DIRECTIONS: Find the word "Bloomberg" in the material below and gather every line that contains it.

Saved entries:
====

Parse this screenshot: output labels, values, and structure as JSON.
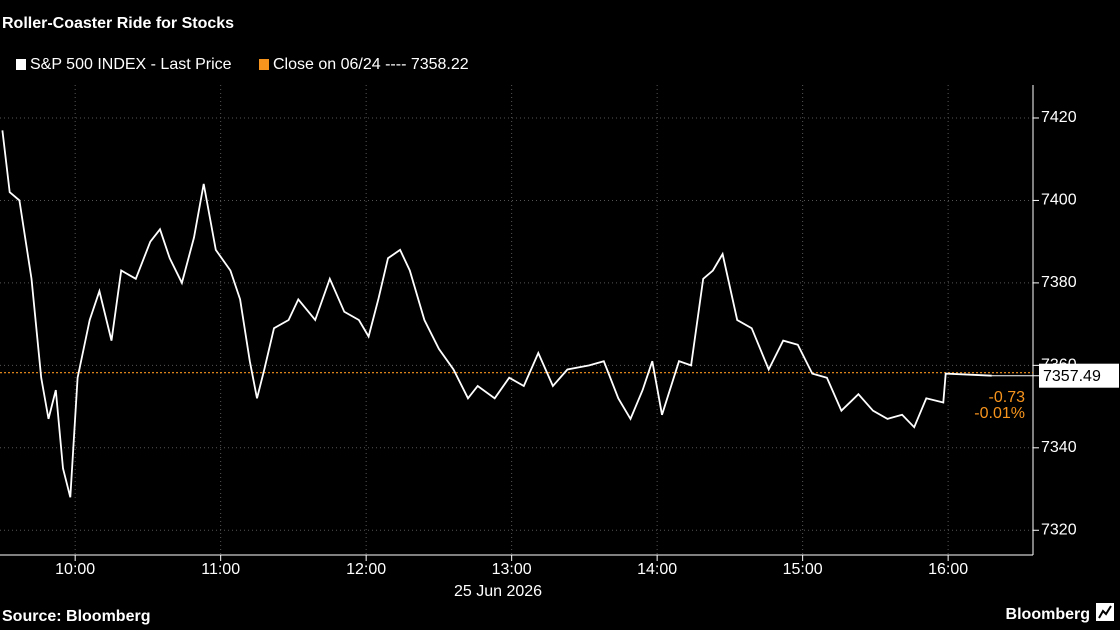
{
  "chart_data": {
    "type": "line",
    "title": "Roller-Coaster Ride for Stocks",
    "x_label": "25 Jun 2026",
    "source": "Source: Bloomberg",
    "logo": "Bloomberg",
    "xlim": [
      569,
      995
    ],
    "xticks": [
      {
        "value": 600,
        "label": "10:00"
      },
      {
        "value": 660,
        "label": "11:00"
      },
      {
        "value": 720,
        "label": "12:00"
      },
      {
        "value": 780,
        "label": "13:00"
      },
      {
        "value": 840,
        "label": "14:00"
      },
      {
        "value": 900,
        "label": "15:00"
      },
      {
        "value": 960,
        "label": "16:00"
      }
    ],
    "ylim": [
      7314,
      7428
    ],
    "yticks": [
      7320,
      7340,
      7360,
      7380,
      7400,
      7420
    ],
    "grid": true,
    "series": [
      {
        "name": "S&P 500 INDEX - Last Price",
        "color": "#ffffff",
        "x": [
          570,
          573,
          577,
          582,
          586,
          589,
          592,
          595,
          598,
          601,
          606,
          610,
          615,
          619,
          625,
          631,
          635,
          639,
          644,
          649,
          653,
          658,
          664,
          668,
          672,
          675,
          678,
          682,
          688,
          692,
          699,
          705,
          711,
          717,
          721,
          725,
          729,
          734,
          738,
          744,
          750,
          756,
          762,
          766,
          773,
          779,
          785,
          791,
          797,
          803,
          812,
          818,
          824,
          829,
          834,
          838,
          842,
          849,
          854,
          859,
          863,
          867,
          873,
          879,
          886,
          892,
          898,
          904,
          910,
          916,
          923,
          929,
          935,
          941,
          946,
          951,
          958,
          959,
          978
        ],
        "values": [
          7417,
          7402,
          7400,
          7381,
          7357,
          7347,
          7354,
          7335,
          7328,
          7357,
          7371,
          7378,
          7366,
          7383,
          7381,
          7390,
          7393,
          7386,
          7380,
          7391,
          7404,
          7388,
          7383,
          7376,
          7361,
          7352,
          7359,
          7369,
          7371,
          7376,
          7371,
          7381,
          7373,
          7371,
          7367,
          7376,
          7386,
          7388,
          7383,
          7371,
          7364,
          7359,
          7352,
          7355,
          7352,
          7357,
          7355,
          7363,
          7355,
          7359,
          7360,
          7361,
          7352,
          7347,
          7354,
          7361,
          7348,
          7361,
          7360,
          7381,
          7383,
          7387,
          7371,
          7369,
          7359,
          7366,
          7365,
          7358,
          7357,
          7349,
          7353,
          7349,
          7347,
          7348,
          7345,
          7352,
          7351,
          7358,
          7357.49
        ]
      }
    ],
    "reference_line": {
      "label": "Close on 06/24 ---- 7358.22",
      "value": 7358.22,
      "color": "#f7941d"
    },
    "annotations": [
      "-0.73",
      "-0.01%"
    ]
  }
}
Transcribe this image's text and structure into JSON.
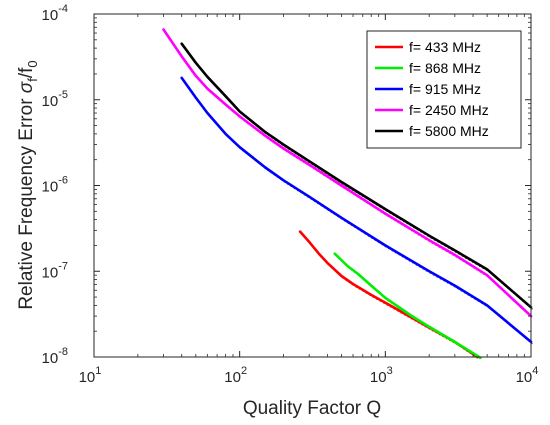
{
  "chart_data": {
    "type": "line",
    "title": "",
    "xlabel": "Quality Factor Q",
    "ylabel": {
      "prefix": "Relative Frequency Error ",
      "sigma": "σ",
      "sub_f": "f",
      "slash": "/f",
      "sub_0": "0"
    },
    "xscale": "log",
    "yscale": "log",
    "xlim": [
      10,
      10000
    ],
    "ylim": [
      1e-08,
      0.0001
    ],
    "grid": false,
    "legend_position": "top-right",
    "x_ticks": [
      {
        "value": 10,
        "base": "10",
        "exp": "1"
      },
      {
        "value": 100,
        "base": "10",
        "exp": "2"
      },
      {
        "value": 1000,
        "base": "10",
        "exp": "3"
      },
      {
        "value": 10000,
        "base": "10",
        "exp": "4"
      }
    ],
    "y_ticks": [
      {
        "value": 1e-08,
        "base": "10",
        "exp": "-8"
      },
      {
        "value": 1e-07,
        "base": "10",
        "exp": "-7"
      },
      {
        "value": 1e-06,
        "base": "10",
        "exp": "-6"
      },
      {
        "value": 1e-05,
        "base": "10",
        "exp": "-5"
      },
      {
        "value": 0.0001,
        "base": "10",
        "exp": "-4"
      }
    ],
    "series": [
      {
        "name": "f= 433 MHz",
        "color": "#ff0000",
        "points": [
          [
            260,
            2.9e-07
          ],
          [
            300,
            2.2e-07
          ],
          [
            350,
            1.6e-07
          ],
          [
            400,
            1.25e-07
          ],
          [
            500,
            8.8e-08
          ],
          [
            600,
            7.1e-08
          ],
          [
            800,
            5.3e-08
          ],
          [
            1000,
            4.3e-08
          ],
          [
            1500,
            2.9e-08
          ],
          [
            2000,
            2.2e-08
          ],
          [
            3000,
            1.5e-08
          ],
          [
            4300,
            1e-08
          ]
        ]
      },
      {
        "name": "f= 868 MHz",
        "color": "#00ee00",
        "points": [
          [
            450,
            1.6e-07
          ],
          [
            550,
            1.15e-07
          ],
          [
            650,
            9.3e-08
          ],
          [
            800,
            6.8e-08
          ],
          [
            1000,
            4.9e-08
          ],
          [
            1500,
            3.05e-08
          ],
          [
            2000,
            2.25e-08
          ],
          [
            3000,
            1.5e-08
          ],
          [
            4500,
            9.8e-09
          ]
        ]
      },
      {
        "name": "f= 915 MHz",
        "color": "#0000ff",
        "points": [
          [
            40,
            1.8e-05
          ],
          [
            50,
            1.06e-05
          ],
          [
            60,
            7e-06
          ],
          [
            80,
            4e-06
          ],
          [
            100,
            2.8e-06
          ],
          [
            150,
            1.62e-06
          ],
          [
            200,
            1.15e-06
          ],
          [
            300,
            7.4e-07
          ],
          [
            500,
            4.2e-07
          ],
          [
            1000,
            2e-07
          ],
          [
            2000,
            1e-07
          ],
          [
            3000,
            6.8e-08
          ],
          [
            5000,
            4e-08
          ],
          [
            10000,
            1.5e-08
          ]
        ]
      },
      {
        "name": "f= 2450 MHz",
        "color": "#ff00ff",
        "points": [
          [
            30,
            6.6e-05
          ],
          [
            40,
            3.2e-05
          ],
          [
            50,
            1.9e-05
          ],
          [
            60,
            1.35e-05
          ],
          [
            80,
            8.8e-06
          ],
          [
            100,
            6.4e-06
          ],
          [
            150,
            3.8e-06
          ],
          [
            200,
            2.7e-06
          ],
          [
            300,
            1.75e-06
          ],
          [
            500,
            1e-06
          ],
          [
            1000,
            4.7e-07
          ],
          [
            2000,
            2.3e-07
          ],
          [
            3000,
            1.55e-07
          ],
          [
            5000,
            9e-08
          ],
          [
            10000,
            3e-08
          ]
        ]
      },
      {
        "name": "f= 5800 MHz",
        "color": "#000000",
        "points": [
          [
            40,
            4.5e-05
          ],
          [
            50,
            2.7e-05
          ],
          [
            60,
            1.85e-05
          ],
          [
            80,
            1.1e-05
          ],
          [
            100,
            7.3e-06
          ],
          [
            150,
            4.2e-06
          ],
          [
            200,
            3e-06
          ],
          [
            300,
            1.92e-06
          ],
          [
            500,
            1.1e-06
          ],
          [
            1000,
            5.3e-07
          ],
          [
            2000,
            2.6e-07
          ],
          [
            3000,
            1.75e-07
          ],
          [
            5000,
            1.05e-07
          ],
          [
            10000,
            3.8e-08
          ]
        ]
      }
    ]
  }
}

====

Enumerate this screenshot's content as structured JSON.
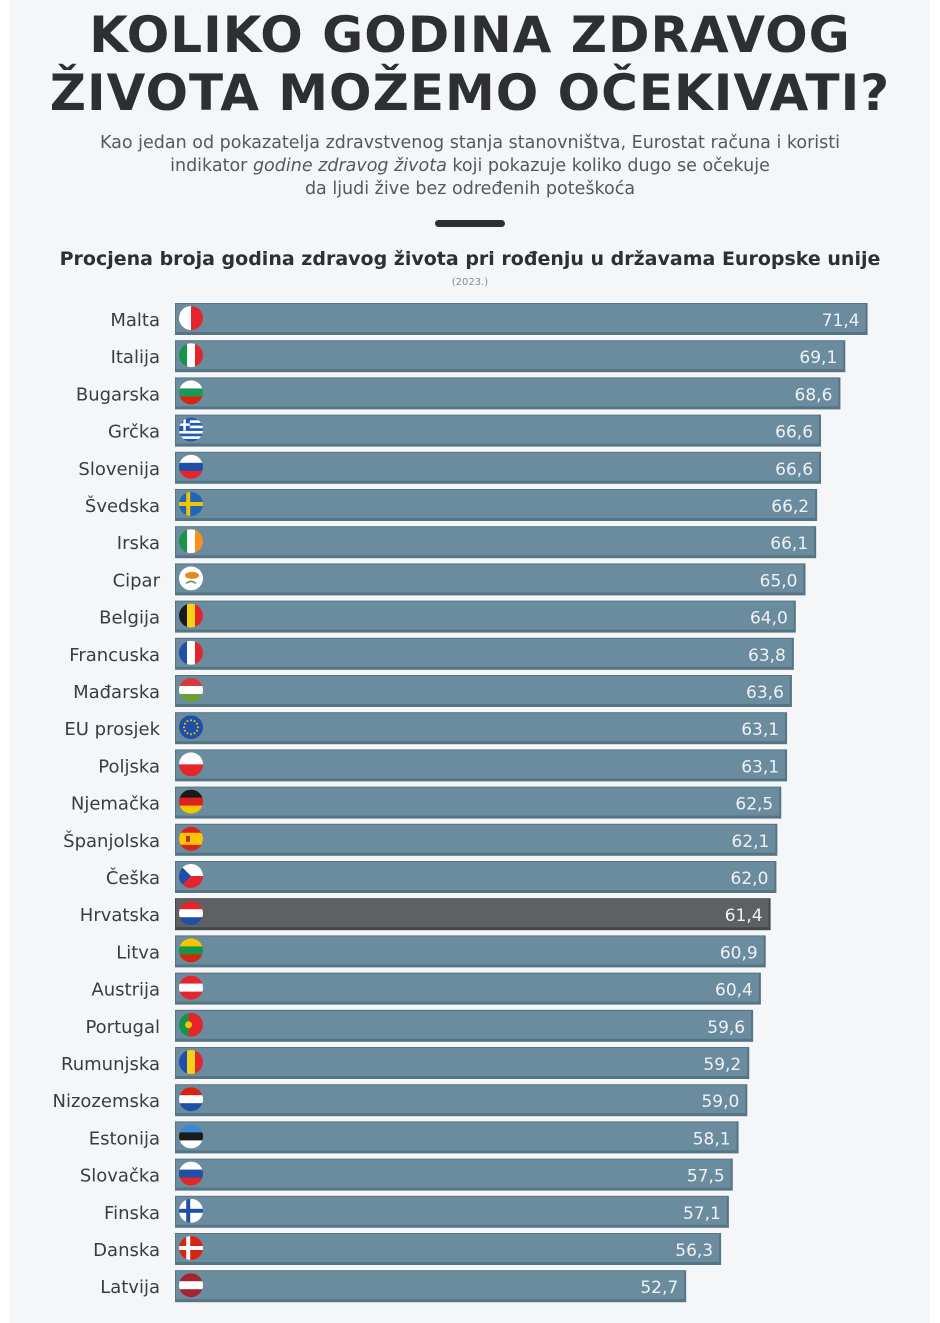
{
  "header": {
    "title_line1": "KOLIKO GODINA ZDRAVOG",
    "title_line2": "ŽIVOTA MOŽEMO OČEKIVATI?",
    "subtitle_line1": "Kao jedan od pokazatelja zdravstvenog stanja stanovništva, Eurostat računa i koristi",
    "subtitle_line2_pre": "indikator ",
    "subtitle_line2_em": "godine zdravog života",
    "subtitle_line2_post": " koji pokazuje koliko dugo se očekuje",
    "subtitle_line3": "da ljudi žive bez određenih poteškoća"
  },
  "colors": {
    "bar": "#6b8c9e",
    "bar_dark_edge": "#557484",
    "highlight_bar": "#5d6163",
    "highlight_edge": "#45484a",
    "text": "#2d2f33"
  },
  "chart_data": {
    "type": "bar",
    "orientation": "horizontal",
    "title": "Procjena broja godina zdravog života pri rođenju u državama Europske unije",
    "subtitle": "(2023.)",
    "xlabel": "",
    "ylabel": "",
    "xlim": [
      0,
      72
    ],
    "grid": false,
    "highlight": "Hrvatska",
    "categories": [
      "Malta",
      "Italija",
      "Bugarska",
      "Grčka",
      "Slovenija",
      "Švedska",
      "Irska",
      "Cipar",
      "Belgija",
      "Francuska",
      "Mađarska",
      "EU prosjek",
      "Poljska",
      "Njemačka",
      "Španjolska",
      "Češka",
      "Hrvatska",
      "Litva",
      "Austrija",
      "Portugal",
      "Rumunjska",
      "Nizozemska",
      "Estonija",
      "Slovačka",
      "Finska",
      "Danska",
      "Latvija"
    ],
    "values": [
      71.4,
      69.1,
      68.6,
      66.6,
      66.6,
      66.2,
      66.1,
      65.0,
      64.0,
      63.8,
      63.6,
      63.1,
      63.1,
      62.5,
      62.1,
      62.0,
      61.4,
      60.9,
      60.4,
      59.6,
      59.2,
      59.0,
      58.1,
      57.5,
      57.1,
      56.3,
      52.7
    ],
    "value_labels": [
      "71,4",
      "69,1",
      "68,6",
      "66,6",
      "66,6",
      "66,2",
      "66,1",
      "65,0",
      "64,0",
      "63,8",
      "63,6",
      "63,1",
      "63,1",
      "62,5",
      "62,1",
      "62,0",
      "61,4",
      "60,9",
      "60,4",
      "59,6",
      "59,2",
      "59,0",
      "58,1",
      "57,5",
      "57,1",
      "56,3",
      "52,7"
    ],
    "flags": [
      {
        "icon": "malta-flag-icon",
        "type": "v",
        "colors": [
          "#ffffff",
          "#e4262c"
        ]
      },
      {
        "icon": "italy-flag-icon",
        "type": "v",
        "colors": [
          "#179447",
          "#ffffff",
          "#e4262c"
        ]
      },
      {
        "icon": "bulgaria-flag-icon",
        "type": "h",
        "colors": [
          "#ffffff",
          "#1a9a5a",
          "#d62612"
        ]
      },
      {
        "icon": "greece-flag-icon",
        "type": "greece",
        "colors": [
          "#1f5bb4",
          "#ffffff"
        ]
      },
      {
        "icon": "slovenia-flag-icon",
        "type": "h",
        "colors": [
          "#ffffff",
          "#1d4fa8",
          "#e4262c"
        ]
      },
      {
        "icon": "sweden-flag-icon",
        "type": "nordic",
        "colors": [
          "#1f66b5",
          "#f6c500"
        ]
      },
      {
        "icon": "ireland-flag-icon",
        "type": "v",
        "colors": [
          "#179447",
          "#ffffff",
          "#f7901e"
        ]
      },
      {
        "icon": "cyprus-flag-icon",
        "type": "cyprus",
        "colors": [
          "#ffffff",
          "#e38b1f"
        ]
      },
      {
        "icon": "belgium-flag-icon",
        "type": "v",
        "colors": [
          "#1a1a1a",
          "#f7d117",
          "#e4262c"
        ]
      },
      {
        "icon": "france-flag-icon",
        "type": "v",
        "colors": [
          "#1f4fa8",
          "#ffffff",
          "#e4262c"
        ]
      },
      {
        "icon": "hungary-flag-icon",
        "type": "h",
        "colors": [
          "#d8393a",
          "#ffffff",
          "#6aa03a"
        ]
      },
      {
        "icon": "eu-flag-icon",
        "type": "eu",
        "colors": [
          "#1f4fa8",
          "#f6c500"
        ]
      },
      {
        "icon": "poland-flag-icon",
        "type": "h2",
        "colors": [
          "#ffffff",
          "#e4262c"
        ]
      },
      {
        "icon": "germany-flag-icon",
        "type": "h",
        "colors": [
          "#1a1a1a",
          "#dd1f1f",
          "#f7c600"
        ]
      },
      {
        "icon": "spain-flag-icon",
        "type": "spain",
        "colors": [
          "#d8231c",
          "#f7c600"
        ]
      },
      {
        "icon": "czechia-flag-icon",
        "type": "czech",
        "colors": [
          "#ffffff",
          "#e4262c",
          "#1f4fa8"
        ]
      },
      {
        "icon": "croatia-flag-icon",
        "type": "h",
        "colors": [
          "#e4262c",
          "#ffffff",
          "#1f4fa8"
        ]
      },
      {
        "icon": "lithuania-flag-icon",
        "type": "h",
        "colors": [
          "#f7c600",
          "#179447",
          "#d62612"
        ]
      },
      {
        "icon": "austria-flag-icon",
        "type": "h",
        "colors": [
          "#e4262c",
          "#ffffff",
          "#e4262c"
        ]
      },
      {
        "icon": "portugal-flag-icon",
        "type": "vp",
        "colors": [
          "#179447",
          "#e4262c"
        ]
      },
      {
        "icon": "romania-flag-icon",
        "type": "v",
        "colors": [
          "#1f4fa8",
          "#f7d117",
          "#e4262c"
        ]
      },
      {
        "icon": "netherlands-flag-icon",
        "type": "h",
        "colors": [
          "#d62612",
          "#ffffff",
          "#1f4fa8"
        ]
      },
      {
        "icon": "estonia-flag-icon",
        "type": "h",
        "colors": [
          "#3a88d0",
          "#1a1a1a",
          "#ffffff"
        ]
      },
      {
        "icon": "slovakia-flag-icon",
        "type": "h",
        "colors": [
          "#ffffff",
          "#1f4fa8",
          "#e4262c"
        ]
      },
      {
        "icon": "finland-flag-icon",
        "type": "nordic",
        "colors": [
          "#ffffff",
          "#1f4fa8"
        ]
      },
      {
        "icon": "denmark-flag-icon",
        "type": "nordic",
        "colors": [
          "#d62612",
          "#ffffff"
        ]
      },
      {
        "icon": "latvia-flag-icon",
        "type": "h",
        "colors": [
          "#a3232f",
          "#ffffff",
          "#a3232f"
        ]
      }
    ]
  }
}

====

ANSWER TO THE TASK:
    "source": "Source: Bloomberg",
    "logo": "Bloomberg",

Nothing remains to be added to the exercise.